→ **What the task asks**: Search the records for the word "национального" and report each line that has it.

→ **Extracted entries**:
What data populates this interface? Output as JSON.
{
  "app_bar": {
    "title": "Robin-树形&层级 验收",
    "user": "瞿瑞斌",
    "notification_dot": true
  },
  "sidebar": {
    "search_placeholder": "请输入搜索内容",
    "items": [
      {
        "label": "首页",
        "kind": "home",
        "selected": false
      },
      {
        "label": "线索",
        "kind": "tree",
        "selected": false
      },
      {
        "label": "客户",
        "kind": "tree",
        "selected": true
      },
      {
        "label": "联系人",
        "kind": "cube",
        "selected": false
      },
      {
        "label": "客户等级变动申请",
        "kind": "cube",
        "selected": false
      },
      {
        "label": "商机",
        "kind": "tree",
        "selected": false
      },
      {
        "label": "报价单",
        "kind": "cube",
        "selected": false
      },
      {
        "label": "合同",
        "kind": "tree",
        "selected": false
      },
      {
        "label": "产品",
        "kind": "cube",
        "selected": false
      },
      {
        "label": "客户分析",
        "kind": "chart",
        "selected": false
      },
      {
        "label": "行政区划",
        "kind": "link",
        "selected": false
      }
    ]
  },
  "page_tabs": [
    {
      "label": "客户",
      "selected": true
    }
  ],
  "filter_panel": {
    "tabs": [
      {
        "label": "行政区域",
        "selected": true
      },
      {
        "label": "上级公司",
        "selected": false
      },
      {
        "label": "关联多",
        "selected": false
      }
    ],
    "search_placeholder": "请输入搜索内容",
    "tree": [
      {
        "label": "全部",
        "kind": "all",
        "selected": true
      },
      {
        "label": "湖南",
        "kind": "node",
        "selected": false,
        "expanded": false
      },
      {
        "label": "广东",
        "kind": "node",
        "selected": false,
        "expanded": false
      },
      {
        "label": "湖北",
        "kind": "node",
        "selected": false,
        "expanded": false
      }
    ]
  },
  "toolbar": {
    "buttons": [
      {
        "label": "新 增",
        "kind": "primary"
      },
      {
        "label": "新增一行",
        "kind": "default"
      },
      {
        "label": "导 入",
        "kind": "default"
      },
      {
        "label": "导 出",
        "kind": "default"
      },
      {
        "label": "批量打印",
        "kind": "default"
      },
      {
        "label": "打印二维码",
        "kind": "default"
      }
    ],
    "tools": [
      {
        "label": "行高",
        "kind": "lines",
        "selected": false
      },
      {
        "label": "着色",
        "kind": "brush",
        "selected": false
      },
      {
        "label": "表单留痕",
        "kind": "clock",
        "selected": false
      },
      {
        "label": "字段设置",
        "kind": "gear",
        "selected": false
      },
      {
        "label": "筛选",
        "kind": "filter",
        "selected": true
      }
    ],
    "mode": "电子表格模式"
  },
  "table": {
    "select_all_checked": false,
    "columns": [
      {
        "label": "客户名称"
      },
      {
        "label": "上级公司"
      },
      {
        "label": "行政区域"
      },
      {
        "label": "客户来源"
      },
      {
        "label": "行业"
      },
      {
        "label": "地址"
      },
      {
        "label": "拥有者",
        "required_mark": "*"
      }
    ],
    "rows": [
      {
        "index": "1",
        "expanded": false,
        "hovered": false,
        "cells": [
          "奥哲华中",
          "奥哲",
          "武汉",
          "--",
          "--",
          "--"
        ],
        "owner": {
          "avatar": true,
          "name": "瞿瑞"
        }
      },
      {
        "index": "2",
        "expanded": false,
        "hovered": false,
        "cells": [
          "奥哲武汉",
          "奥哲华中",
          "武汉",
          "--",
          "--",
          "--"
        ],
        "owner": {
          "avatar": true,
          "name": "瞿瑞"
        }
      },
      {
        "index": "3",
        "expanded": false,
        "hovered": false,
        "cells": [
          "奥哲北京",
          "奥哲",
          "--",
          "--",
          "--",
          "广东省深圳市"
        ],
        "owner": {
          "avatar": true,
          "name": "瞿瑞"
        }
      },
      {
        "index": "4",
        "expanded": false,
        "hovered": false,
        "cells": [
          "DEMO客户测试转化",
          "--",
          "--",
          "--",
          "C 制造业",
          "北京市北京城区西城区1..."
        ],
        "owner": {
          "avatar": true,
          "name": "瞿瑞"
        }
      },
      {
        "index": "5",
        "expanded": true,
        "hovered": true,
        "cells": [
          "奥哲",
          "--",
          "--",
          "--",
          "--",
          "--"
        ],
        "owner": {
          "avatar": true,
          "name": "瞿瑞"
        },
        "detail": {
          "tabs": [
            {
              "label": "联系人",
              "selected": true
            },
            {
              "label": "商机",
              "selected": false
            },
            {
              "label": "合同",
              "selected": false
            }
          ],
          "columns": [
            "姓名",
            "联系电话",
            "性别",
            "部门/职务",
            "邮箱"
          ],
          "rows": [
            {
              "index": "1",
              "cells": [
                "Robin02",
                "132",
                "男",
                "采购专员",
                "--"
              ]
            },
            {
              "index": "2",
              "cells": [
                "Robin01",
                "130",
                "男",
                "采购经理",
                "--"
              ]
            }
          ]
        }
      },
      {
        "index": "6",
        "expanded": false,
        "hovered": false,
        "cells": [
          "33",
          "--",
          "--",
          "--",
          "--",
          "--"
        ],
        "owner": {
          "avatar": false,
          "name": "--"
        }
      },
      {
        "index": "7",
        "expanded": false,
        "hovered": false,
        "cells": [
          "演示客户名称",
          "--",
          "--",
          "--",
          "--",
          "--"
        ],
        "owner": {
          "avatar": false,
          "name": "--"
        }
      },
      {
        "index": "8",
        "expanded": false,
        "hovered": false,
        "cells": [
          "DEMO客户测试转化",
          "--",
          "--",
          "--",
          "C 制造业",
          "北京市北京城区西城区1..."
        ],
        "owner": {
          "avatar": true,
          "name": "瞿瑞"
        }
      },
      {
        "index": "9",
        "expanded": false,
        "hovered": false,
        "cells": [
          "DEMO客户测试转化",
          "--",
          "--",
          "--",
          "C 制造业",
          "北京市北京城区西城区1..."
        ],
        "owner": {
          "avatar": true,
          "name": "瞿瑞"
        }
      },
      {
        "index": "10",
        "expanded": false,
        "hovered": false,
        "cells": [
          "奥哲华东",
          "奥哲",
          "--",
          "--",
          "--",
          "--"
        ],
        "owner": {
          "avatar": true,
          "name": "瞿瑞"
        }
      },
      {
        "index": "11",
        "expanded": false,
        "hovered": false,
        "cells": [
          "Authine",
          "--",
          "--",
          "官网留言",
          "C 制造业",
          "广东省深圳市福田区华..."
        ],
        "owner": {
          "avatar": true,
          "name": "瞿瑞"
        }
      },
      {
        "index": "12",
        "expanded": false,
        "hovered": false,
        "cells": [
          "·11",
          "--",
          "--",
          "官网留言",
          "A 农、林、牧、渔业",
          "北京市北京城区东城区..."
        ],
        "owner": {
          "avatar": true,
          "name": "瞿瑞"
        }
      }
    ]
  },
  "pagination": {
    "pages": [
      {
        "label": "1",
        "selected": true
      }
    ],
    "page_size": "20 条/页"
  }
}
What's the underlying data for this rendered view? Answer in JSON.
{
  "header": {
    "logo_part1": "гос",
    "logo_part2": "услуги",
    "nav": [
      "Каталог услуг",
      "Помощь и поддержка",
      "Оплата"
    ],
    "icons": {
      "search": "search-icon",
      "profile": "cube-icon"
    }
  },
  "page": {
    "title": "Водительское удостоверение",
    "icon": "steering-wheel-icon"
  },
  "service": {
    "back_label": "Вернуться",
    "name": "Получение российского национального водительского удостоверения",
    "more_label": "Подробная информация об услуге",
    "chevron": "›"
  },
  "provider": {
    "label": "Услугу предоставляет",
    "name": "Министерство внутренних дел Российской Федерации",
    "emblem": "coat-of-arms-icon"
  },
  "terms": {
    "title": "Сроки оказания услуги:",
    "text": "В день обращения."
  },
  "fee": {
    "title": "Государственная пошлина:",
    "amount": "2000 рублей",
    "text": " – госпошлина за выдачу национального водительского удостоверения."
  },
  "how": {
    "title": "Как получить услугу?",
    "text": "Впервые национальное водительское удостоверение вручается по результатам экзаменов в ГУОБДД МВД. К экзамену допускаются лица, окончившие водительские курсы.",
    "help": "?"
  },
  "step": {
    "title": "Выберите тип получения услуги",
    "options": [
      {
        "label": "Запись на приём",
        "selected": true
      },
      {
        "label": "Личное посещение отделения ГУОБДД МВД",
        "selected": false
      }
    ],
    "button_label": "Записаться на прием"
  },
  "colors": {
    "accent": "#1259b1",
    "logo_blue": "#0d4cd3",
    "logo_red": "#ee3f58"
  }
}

→ **Answer to the problem**:
    "name": "Получение российского национального водительского удостоверения",
    "text": " – госпошлина за выдачу национального водительского удостоверения."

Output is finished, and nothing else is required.